Work to complete: Reproduce every record below exactly as it appears.

Records that describe figures:
::::::::::

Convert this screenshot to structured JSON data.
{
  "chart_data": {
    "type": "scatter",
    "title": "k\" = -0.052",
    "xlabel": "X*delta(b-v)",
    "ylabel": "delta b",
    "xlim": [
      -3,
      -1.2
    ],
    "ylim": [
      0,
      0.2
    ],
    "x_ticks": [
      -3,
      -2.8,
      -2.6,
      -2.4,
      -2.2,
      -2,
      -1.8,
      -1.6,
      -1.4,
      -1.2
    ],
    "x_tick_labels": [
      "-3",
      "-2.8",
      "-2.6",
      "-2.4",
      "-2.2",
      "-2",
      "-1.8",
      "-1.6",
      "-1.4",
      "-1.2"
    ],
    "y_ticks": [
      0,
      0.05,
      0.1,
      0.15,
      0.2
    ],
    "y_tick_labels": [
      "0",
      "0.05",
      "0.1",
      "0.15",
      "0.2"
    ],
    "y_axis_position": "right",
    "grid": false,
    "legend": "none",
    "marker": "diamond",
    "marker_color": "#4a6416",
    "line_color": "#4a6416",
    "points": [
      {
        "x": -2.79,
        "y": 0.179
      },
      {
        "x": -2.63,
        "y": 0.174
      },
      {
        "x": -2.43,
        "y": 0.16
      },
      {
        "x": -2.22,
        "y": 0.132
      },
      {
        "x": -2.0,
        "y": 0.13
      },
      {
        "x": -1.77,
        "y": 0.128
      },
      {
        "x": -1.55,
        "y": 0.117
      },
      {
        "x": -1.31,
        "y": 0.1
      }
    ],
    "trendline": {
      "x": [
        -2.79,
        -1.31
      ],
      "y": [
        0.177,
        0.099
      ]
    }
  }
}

::::::::::

Full output:
Convert this screenshot to structured JSON data.
{
  "chart_data": {
    "type": "scatter",
    "title": "k\" = -0.052",
    "xlabel": "X*delta(b-v)",
    "ylabel": "delta b",
    "xlim": [
      -3,
      -1.2
    ],
    "ylim": [
      0,
      0.2
    ],
    "x_ticks": [
      -3,
      -2.8,
      -2.6,
      -2.4,
      -2.2,
      -2,
      -1.8,
      -1.6,
      -1.4,
      -1.2
    ],
    "x_tick_labels": [
      "-3",
      "-2.8",
      "-2.6",
      "-2.4",
      "-2.2",
      "-2",
      "-1.8",
      "-1.6",
      "-1.4",
      "-1.2"
    ],
    "y_ticks": [
      0,
      0.05,
      0.1,
      0.15,
      0.2
    ],
    "y_tick_labels": [
      "0",
      "0.05",
      "0.1",
      "0.15",
      "0.2"
    ],
    "y_axis_position": "right",
    "grid": false,
    "legend": "none",
    "marker": "diamond",
    "marker_color": "#4a6416",
    "line_color": "#4a6416",
    "points": [
      {
        "x": -2.79,
        "y": 0.179
      },
      {
        "x": -2.63,
        "y": 0.174
      },
      {
        "x": -2.43,
        "y": 0.16
      },
      {
        "x": -2.22,
        "y": 0.132
      },
      {
        "x": -2.0,
        "y": 0.13
      },
      {
        "x": -1.77,
        "y": 0.128
      },
      {
        "x": -1.55,
        "y": 0.117
      },
      {
        "x": -1.31,
        "y": 0.1
      }
    ],
    "trendline": {
      "x": [
        -2.79,
        -1.31
      ],
      "y": [
        0.177,
        0.099
      ]
    }
  }
}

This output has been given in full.